> _Task statement_
Each record below must be returned exactly as shown.

#### Records for this task ####

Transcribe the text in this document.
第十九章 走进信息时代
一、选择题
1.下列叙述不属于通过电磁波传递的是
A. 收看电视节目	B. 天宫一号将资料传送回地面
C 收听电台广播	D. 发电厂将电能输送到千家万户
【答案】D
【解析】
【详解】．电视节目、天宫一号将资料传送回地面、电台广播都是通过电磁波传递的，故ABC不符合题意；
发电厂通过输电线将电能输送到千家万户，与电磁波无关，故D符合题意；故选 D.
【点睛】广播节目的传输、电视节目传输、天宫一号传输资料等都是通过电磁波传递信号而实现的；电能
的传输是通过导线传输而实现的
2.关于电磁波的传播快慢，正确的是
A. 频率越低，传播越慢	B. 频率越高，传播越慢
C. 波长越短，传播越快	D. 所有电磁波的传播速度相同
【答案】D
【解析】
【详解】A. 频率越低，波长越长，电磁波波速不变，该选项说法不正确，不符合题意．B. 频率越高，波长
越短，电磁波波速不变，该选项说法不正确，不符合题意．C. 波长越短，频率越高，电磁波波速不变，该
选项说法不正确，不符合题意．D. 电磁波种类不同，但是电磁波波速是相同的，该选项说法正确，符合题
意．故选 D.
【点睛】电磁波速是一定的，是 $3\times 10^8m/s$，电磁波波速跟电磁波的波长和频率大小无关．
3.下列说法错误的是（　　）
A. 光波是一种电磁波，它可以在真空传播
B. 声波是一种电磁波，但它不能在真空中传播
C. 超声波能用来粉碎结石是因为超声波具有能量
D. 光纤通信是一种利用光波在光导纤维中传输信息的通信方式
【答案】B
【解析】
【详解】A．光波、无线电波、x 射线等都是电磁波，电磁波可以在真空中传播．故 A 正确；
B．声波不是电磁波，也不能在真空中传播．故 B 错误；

####

> _The output_
Transcribe the text in this document.
第十九章 走进信息时代
一、选择题
1.下列叙述不属于通过电磁波传递的是
A. 收看电视节目	B. 天宫一号将资料传送回地面
C 收听电台广播	D. 发电厂将电能输送到千家万户
【答案】D
【解析】
【详解】．电视节目、天宫一号将资料传送回地面、电台广播都是通过电磁波传递的，故ABC不符合题意；
发电厂通过输电线将电能输送到千家万户，与电磁波无关，故D符合题意；故选 D.
【点睛】广播节目的传输、电视节目传输、天宫一号传输资料等都是通过电磁波传递信号而实现的；电能
的传输是通过导线传输而实现的
2.关于电磁波的传播快慢，正确的是
A. 频率越低，传播越慢	B. 频率越高，传播越慢
C. 波长越短，传播越快	D. 所有电磁波的传播速度相同
【答案】D
【解析】
【详解】A. 频率越低，波长越长，电磁波波速不变，该选项说法不正确，不符合题意．B. 频率越高，波长
越短，电磁波波速不变，该选项说法不正确，不符合题意．C. 波长越短，频率越高，电磁波波速不变，该
选项说法不正确，不符合题意．D. 电磁波种类不同，但是电磁波波速是相同的，该选项说法正确，符合题
意．故选 D.
【点睛】电磁波速是一定的，是 $3\times 10^8m/s$，电磁波波速跟电磁波的波长和频率大小无关．
3.下列说法错误的是（　　）
A. 光波是一种电磁波，它可以在真空传播
B. 声波是一种电磁波，但它不能在真空中传播
C. 超声波能用来粉碎结石是因为超声波具有能量
D. 光纤通信是一种利用光波在光导纤维中传输信息的通信方式
【答案】B
【解析】
【详解】A．光波、无线电波、x 射线等都是电磁波，电磁波可以在真空中传播．故 A 正确；
B．声波不是电磁波，也不能在真空中传播．故 B 错误；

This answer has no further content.